--- DATA SECTION ---

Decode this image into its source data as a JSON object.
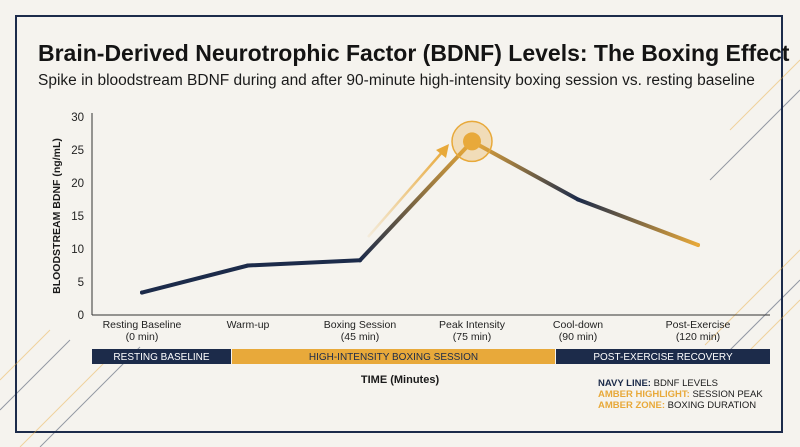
{
  "title": "Brain-Derived Neurotrophic Factor (BDNF) Levels: The Boxing Effect",
  "subtitle": "Spike in bloodstream BDNF during and after 90-minute high-intensity boxing session vs. resting baseline",
  "colors": {
    "navy": "#1c2b4a",
    "amber": "#e8a93a",
    "background": "#f5f3ee"
  },
  "chart_data": {
    "type": "line",
    "title": "Brain-Derived Neurotrophic Factor (BDNF) Levels: The Boxing Effect",
    "xlabel": "TIME (Minutes)",
    "ylabel": "BLOODSTREAM BDNF (ng/mL)",
    "ylim": [
      0,
      30
    ],
    "yticks": [
      "0",
      "5",
      "10",
      "15",
      "20",
      "25",
      "30"
    ],
    "categories": [
      [
        "Resting Baseline",
        "(0 min)"
      ],
      [
        "Warm-up"
      ],
      [
        "Boxing Session",
        "(45 min)"
      ],
      [
        "Peak Intensity",
        "(75 min)"
      ],
      [
        "Cool-down",
        "(90 min)"
      ],
      [
        "Post-Exercise",
        "(120 min)"
      ]
    ],
    "series": [
      {
        "values": [
          3.4,
          7.5,
          8.3,
          26.3,
          17.5,
          10.6
        ]
      }
    ],
    "peak_index": 3,
    "grid": false,
    "phases": [
      {
        "label": "RESTING BASELINE",
        "from": 0,
        "to": 1,
        "style": "navy"
      },
      {
        "label": "HIGH-INTENSITY BOXING SESSION",
        "from": 1,
        "to": 4,
        "style": "amber"
      },
      {
        "label": "POST-EXERCISE RECOVERY",
        "from": 4,
        "to": 6,
        "style": "navy"
      }
    ]
  },
  "legend": [
    {
      "key": "NAVY LINE:",
      "value": "BDNF LEVELS",
      "color": "#1c2b4a"
    },
    {
      "key": "AMBER HIGHLIGHT:",
      "value": "SESSION PEAK",
      "color": "#e8a93a"
    },
    {
      "key": "AMBER ZONE:",
      "value": "BOXING DURATION",
      "color": "#e8a93a"
    }
  ]
}
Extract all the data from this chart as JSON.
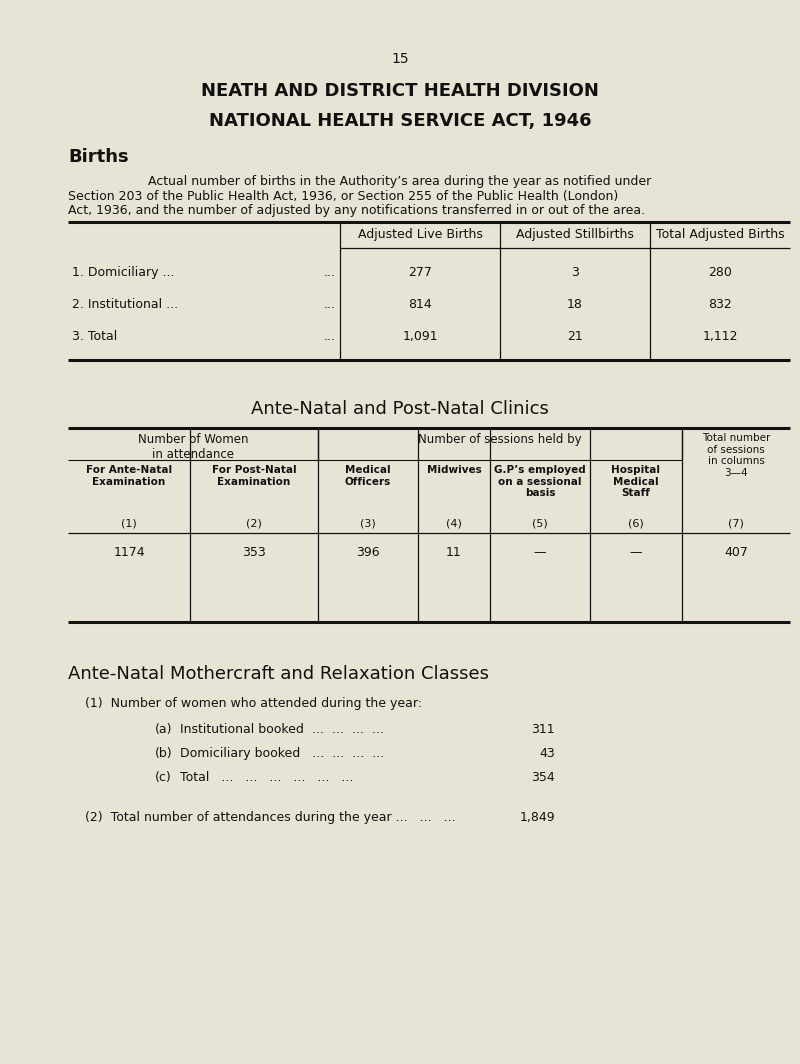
{
  "page_number": "15",
  "title1": "NEATH AND DISTRICT HEALTH DIVISION",
  "title2": "NATIONAL HEALTH SERVICE ACT, 1946",
  "section1_heading": "Births",
  "section1_body_line1": "Actual number of births in the Authority’s area during the year as notified under",
  "section1_body_line2": "Section 203 of the Public Health Act, 1936, or Section 255 of the Public Health (London)",
  "section1_body_line3": "Act, 1936, and the number of adjusted by any notifications transferred in or out of the area.",
  "births_col_headers": [
    "Adjusted Live Births",
    "Adjusted Stillbirths",
    "Total Adjusted Births"
  ],
  "births_rows": [
    [
      "1. Domiciliary ...",
      "...",
      "277",
      "3",
      "280"
    ],
    [
      "2. Institutional ...",
      "...",
      "814",
      "18",
      "832"
    ],
    [
      "3. Total",
      "...",
      "1,091",
      "21",
      "1,112"
    ]
  ],
  "section2_heading": "Ante-Natal and Post-Natal Clinics",
  "clinics_header_left": "Number of Women\nin attendance",
  "clinics_header_mid": "Number of sessions held by",
  "clinics_header_right": "Total number\nof sessions\nin columns\n3—4",
  "clinics_subheaders": [
    "For Ante-Natal\nExamination",
    "For Post-Natal\nExamination",
    "Medical\nOfficers",
    "Midwives",
    "G.P’s employed\non a sessional\nbasis",
    "Hospital\nMedical\nStaff"
  ],
  "clinics_col_nums": [
    "(1)",
    "(2)",
    "(3)",
    "(4)",
    "(5)",
    "(6)",
    "(7)"
  ],
  "clinics_data": [
    "1174",
    "353",
    "396",
    "11",
    "—",
    "—",
    "407"
  ],
  "section3_heading": "Ante-Natal Mothercraft and Relaxation Classes",
  "s3_item1": "(1)  Number of women who attended during the year:",
  "s3_a_label": "(a)",
  "s3_a_text": "Institutional booked  ...  ...  ...  ...",
  "s3_a_val": "311",
  "s3_b_label": "(b)",
  "s3_b_text": "Domiciliary booked   ...  ...  ...  ...",
  "s3_b_val": "43",
  "s3_c_label": "(c)",
  "s3_c_text": "Total   ...   ...   ...   ...   ...   ...",
  "s3_c_val": "354",
  "s3_item2": "(2)  Total number of attendances during the year ...   ...   ...",
  "s3_item2_val": "1,849",
  "bg_color": "#e8e4d5",
  "text_color": "#111111",
  "line_color": "#111111",
  "fig_w": 8.0,
  "fig_h": 10.64,
  "dpi": 100
}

---

### SHORT PROBLEM
Your job is to transcribe the entries above exactly; skip the pictures.

### RESPONSE TO THE TASK
Decode this image into its source data as a JSON object.
{
  "title": "Brain-Derived Neurotrophic Factor (BDNF) Levels: The Boxing Effect",
  "subtitle": "Spike in bloodstream BDNF during and after 90-minute high-intensity boxing session vs. resting baseline",
  "colors": {
    "navy": "#1c2b4a",
    "amber": "#e8a93a",
    "background": "#f5f3ee"
  },
  "chart_data": {
    "type": "line",
    "title": "Brain-Derived Neurotrophic Factor (BDNF) Levels: The Boxing Effect",
    "xlabel": "TIME (Minutes)",
    "ylabel": "BLOODSTREAM BDNF (ng/mL)",
    "ylim": [
      0,
      30
    ],
    "yticks": [
      "0",
      "5",
      "10",
      "15",
      "20",
      "25",
      "30"
    ],
    "categories": [
      [
        "Resting Baseline",
        "(0 min)"
      ],
      [
        "Warm-up"
      ],
      [
        "Boxing Session",
        "(45 min)"
      ],
      [
        "Peak Intensity",
        "(75 min)"
      ],
      [
        "Cool-down",
        "(90 min)"
      ],
      [
        "Post-Exercise",
        "(120 min)"
      ]
    ],
    "series": [
      {
        "values": [
          3.4,
          7.5,
          8.3,
          26.3,
          17.5,
          10.6
        ]
      }
    ],
    "peak_index": 3,
    "grid": false,
    "phases": [
      {
        "label": "RESTING BASELINE",
        "from": 0,
        "to": 1,
        "style": "navy"
      },
      {
        "label": "HIGH-INTENSITY BOXING SESSION",
        "from": 1,
        "to": 4,
        "style": "amber"
      },
      {
        "label": "POST-EXERCISE RECOVERY",
        "from": 4,
        "to": 6,
        "style": "navy"
      }
    ]
  },
  "legend": [
    {
      "key": "NAVY LINE:",
      "value": "BDNF LEVELS",
      "color": "#1c2b4a"
    },
    {
      "key": "AMBER HIGHLIGHT:",
      "value": "SESSION PEAK",
      "color": "#e8a93a"
    },
    {
      "key": "AMBER ZONE:",
      "value": "BOXING DURATION",
      "color": "#e8a93a"
    }
  ]
}
Extract all the data from this chart as JSON.
{
  "page_number": "15",
  "title1": "NEATH AND DISTRICT HEALTH DIVISION",
  "title2": "NATIONAL HEALTH SERVICE ACT, 1946",
  "section1_heading": "Births",
  "section1_body_line1": "Actual number of births in the Authority’s area during the year as notified under",
  "section1_body_line2": "Section 203 of the Public Health Act, 1936, or Section 255 of the Public Health (London)",
  "section1_body_line3": "Act, 1936, and the number of adjusted by any notifications transferred in or out of the area.",
  "births_col_headers": [
    "Adjusted Live Births",
    "Adjusted Stillbirths",
    "Total Adjusted Births"
  ],
  "births_rows": [
    [
      "1. Domiciliary ...",
      "...",
      "277",
      "3",
      "280"
    ],
    [
      "2. Institutional ...",
      "...",
      "814",
      "18",
      "832"
    ],
    [
      "3. Total",
      "...",
      "1,091",
      "21",
      "1,112"
    ]
  ],
  "section2_heading": "Ante-Natal and Post-Natal Clinics",
  "clinics_header_left": "Number of Women\nin attendance",
  "clinics_header_mid": "Number of sessions held by",
  "clinics_header_right": "Total number\nof sessions\nin columns\n3—4",
  "clinics_subheaders": [
    "For Ante-Natal\nExamination",
    "For Post-Natal\nExamination",
    "Medical\nOfficers",
    "Midwives",
    "G.P’s employed\non a sessional\nbasis",
    "Hospital\nMedical\nStaff"
  ],
  "clinics_col_nums": [
    "(1)",
    "(2)",
    "(3)",
    "(4)",
    "(5)",
    "(6)",
    "(7)"
  ],
  "clinics_data": [
    "1174",
    "353",
    "396",
    "11",
    "—",
    "—",
    "407"
  ],
  "section3_heading": "Ante-Natal Mothercraft and Relaxation Classes",
  "s3_item1": "(1)  Number of women who attended during the year:",
  "s3_a_label": "(a)",
  "s3_a_text": "Institutional booked  ...  ...  ...  ...",
  "s3_a_val": "311",
  "s3_b_label": "(b)",
  "s3_b_text": "Domiciliary booked   ...  ...  ...  ...",
  "s3_b_val": "43",
  "s3_c_label": "(c)",
  "s3_c_text": "Total   ...   ...   ...   ...   ...   ...",
  "s3_c_val": "354",
  "s3_item2": "(2)  Total number of attendances during the year ...   ...   ...",
  "s3_item2_val": "1,849",
  "bg_color": "#e8e4d5",
  "text_color": "#111111",
  "line_color": "#111111",
  "fig_w": 8.0,
  "fig_h": 10.64,
  "dpi": 100
}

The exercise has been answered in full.